■ **FRAGMENTO PROPORCIONADO**
──────────────────────────────

En el de Rusia, como es sabido, se alinean Al Asad, Irán, Irak y Hezbolá. Otros actores en la zona son los kurdos, que han venido luchando contra el ISIS pero que, a su vez, han sido atacados por Turquía. Este país se mueve entre dos bandos: potencial aliado de Occidente, por su pertenencia a la OTAN y por su carácter de Estado ‘gendarme’ encargado de controlar el flujo de refugiados sirios, ha venido beneficiándose, hasta ahora, del petróleo de contrabando que venía extrayéndose de los campos controlados por el Estado Islámico en Siria y NW de Irak. El cinismo en estado puro.

Hay, además, en este conflicto, actuaciones que rozan la paranoia, como el indisimulado apoyo que ha venido prestando el wahabismo saudí, de raíz suní, a los yihadistas combatientes en territorio sirio, autores, no lo olvidemos, de los salvajes atentados en suelo europeo, y la asistencia sanitaria de hospitales israelíes a combatientes fundamentalistas cercanos a la frontera de Siria con el Líbano.

──────────────────────────────

■ **EJERCICIOS PROPUESTOS**
1. Según el fragmento sobre el conflicto en Siria, ¿quiénes se alinean en el bando de Rusia?
2. Copia del fragmento sobre el conflicto en Siria todo el pasaje que va desde "Hay, además, en" hasta "con el Líbano.".

──────────────────────────────

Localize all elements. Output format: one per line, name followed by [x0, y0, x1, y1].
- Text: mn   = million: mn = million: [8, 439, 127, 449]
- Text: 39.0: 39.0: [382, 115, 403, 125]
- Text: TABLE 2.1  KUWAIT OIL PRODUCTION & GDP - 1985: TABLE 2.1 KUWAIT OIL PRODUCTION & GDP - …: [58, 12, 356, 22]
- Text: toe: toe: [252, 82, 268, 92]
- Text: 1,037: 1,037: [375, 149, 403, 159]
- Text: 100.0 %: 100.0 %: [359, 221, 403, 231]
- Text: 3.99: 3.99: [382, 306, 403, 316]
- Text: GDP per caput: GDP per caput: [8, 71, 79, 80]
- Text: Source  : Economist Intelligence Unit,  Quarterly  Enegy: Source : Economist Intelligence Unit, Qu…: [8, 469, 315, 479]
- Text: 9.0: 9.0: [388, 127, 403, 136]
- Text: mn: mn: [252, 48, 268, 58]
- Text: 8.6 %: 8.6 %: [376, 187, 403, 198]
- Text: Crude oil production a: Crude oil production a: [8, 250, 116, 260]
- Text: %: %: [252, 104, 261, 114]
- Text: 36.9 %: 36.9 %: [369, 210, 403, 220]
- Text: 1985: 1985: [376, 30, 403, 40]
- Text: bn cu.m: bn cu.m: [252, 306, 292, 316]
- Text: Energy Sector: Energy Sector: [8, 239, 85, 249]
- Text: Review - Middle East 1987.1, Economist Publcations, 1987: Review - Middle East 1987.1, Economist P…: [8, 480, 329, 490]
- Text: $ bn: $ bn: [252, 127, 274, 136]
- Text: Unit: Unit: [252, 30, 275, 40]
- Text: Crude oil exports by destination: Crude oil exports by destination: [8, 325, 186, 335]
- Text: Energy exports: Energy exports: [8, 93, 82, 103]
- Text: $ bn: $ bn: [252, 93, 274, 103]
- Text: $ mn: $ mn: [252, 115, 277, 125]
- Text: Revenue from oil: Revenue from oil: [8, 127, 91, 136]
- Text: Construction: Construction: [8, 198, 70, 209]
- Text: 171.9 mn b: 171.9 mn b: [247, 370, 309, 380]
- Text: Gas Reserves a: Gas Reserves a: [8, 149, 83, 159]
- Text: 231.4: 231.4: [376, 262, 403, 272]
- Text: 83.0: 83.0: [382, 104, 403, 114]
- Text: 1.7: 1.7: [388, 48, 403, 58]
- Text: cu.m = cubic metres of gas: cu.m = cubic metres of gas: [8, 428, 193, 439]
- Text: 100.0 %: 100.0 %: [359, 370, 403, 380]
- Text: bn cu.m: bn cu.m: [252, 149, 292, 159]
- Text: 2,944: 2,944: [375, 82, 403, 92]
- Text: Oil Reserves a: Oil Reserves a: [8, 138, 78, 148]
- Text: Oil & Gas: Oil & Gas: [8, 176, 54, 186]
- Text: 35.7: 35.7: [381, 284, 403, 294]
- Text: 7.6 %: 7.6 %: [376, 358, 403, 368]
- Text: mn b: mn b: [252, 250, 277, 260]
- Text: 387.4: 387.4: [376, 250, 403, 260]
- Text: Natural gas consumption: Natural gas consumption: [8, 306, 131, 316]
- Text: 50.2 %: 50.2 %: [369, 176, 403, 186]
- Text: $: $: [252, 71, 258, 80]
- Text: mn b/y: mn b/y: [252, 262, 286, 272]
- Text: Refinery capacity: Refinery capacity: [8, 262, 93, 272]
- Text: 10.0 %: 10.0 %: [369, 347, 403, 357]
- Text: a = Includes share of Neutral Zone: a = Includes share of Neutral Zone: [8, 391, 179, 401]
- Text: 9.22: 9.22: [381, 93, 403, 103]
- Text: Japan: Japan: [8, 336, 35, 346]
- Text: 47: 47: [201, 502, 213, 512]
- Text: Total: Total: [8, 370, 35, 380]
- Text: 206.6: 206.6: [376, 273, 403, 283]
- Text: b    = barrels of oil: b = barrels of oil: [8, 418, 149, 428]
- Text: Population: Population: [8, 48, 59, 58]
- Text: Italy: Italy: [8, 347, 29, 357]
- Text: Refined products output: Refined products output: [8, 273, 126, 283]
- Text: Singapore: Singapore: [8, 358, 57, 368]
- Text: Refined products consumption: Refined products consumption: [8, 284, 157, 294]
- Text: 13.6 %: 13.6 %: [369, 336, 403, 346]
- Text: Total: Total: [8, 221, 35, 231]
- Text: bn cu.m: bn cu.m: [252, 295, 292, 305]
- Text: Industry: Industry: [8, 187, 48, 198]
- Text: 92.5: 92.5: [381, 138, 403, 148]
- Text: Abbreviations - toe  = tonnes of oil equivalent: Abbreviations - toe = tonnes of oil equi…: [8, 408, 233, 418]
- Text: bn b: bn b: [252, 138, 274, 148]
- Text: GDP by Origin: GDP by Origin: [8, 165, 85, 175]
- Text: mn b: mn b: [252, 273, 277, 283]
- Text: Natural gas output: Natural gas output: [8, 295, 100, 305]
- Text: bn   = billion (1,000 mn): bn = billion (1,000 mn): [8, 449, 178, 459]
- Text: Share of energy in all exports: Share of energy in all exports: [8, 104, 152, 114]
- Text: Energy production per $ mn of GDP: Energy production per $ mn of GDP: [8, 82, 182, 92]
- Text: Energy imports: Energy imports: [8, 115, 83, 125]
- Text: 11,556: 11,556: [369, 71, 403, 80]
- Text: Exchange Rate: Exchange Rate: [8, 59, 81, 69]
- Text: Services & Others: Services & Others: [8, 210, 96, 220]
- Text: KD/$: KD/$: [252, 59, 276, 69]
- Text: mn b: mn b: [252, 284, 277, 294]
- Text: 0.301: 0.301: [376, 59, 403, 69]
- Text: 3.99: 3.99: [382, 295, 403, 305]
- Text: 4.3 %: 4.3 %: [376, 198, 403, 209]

──────────────────────────────

■ **EJERCICIO RESUELTO**
1. Al Asad, Irán, Irak y Hezbolá.

2.
Hay, además, en este conflicto, actuaciones que rozan la paranoia, como el indisimulado apoyo que ha venido prestando el wahabismo saudí, de raíz suní, a los yihadistas combatientes en territorio sirio, autores, no lo olvidemos, de los salvajes atentados en suelo europeo, y la asistencia sanitaria de hospitales israelíes a combatientes fundamentalistas cercanos a la frontera de Siria con el Líbano.